Read the lines that follow and pick out every one containing the word "Electrolyte".

/---

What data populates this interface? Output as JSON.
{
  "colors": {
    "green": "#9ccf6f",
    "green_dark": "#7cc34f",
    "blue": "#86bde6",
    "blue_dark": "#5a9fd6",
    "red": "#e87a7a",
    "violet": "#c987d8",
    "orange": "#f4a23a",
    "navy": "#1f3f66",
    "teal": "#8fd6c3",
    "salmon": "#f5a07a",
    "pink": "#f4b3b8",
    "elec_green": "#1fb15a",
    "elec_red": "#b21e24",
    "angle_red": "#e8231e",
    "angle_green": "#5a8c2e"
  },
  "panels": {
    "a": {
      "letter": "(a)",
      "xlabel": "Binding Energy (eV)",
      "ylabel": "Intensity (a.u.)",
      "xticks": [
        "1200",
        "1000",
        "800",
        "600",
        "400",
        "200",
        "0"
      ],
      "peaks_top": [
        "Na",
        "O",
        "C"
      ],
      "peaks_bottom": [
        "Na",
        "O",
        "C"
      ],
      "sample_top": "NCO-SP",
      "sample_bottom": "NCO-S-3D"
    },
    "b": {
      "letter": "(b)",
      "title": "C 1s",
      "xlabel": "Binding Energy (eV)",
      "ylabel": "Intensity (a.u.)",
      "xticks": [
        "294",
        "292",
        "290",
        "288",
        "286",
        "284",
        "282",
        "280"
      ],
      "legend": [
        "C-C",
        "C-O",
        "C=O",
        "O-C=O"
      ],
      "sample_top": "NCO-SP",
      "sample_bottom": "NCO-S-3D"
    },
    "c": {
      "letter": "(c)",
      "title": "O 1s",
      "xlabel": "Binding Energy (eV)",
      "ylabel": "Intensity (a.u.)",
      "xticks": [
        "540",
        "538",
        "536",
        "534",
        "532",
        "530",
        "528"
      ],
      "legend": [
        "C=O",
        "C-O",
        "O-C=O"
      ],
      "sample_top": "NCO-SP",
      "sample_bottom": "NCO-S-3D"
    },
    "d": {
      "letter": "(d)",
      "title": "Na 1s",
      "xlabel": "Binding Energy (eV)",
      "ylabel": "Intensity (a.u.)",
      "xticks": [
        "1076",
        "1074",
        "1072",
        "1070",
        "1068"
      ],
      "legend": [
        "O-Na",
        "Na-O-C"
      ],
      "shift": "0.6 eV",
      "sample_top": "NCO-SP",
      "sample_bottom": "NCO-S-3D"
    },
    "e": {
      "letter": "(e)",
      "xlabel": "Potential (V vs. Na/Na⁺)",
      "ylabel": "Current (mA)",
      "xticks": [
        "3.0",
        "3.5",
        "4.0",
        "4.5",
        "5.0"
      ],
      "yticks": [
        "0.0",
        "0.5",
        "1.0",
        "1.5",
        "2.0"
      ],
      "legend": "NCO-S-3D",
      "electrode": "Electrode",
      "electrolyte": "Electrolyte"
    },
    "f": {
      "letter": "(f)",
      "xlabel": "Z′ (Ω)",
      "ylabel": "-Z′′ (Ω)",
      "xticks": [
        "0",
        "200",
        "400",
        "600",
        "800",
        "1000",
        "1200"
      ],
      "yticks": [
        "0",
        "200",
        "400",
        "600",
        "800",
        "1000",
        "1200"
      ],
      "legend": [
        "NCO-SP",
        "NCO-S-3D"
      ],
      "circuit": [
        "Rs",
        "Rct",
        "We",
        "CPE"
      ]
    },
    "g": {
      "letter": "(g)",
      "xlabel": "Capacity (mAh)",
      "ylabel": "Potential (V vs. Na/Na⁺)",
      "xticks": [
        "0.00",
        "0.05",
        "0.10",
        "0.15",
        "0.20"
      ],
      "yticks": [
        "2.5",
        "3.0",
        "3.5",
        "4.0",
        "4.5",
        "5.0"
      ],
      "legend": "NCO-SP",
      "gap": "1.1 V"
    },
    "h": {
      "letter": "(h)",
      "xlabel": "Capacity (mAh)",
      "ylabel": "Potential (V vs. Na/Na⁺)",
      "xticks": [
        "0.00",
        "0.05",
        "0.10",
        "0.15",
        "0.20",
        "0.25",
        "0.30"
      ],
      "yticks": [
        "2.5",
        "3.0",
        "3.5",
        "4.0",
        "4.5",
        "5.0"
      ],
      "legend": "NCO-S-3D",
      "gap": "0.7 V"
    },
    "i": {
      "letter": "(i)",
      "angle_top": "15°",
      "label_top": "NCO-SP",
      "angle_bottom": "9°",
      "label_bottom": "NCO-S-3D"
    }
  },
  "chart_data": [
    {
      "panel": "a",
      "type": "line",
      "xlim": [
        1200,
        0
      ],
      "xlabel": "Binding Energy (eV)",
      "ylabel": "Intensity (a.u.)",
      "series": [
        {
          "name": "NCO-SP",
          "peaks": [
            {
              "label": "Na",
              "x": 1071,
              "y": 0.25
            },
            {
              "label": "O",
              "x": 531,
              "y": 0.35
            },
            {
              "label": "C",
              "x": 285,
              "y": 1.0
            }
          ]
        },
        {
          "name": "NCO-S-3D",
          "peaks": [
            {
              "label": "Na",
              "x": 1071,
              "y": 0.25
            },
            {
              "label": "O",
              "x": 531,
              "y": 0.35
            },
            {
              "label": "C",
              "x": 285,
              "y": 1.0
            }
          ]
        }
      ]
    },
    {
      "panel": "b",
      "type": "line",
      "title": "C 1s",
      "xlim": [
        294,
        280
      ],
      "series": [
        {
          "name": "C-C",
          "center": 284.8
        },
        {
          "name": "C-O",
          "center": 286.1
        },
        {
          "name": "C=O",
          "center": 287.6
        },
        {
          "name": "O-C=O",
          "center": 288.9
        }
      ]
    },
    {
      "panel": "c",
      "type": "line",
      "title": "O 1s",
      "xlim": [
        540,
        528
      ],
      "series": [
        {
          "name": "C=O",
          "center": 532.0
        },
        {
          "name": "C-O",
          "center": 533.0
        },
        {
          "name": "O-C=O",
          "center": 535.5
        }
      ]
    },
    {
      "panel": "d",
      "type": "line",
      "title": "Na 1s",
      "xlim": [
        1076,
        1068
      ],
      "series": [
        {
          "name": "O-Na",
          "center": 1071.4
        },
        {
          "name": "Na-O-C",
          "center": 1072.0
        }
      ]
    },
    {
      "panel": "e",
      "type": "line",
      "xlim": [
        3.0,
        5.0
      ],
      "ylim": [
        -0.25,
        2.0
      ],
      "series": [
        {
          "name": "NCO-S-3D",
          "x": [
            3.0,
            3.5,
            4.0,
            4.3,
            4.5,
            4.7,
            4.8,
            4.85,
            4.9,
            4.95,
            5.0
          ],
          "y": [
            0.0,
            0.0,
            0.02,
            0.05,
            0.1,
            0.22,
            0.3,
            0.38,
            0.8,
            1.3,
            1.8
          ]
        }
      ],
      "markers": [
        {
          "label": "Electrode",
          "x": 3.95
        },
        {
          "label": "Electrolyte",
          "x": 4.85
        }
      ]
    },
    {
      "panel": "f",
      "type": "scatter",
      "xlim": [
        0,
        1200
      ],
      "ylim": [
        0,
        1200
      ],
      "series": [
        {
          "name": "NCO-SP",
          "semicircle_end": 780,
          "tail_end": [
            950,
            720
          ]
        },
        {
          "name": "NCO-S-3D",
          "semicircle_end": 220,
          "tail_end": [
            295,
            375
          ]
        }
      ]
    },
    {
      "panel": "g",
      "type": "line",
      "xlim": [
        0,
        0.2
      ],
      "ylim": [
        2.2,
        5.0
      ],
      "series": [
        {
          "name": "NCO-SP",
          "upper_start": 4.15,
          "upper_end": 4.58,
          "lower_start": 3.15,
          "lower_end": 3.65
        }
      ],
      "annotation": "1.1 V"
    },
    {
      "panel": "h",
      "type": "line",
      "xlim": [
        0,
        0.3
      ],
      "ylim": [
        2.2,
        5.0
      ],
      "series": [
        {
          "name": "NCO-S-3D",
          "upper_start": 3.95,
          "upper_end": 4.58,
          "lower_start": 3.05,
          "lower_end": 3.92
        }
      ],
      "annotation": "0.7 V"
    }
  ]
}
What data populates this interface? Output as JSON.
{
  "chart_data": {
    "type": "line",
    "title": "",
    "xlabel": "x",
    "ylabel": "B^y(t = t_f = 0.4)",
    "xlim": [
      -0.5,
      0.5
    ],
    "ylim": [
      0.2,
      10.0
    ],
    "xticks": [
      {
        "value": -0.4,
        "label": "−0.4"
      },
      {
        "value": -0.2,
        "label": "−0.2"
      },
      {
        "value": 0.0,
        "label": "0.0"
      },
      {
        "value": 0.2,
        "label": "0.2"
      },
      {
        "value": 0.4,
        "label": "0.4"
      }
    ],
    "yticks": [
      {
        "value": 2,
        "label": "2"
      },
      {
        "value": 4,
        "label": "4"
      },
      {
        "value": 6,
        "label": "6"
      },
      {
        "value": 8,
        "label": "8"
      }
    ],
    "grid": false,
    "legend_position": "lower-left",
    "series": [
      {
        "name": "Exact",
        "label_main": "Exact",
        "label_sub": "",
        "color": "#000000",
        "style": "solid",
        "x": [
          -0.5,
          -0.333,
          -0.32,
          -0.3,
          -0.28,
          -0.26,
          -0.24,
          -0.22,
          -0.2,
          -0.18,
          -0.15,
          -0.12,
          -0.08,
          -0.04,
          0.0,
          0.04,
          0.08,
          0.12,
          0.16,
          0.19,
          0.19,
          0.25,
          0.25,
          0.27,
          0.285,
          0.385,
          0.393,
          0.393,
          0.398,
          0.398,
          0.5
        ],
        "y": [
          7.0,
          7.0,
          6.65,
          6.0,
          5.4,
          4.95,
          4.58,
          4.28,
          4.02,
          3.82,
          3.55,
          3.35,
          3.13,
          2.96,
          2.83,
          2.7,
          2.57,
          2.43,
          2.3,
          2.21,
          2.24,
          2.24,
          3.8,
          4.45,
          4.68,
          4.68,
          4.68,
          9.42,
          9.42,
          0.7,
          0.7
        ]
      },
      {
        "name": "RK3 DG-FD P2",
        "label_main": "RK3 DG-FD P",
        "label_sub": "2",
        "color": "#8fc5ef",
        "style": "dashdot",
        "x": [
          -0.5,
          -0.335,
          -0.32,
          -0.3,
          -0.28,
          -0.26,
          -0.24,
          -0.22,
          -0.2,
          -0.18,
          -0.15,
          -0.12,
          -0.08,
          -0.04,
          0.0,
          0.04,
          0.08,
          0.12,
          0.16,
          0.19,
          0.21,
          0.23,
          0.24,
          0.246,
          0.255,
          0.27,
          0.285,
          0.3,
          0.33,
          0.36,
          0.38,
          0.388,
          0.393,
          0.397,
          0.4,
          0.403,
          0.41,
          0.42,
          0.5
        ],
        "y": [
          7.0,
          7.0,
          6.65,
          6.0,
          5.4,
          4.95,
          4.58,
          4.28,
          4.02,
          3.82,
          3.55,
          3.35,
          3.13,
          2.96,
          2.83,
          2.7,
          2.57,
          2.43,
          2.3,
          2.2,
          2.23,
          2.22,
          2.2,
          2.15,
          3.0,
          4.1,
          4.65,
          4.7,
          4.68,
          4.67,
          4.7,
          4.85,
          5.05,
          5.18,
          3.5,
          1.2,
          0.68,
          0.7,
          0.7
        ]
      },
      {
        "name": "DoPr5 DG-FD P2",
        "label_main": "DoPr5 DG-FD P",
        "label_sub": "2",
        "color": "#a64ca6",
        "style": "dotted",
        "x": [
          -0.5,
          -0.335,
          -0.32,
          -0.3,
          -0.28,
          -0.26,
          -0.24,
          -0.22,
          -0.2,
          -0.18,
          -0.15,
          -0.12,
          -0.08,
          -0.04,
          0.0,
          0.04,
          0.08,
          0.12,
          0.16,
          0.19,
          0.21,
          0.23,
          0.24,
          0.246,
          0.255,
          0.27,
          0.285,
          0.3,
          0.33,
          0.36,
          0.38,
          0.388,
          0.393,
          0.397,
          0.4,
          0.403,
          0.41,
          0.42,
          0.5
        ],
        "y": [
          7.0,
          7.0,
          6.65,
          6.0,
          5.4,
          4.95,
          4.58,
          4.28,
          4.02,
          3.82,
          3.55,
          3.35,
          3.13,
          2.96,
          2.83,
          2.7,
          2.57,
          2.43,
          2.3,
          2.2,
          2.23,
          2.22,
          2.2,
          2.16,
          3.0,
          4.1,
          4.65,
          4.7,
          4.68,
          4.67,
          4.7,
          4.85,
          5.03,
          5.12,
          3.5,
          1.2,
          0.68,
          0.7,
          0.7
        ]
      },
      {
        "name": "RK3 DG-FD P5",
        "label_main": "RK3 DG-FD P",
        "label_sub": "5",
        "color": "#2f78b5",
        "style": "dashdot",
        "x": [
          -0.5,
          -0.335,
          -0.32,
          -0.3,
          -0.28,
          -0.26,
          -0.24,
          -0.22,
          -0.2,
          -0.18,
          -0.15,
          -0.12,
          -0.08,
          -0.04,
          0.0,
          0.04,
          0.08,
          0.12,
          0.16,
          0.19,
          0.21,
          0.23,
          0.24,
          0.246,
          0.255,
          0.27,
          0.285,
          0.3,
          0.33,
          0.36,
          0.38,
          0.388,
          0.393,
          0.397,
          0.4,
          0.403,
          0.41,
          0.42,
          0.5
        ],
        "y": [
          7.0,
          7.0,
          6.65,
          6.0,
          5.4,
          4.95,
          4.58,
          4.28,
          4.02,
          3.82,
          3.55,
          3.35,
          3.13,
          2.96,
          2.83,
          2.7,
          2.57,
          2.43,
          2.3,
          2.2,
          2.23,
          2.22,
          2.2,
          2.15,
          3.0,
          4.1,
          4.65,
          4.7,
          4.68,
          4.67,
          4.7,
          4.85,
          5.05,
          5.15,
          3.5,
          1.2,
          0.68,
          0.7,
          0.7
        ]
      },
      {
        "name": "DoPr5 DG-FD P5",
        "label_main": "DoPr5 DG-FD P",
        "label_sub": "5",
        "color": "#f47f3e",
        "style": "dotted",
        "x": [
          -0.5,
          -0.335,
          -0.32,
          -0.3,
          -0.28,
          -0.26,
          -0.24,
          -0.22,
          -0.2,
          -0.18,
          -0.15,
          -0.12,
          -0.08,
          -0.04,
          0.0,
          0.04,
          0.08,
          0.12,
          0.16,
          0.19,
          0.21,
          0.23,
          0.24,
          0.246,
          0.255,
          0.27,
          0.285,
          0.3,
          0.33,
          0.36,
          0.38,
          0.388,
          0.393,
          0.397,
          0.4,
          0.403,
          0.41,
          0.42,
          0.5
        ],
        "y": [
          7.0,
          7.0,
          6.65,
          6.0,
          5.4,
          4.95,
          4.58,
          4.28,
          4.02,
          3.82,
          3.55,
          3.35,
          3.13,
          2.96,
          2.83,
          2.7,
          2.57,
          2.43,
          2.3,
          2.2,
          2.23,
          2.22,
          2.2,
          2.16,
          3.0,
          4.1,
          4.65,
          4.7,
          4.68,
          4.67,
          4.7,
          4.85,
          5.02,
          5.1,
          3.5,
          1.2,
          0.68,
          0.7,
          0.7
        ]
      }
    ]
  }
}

\---

## Result of this task:
      "electrolyte": "Electrolyte"
          "label": "Electrolyte",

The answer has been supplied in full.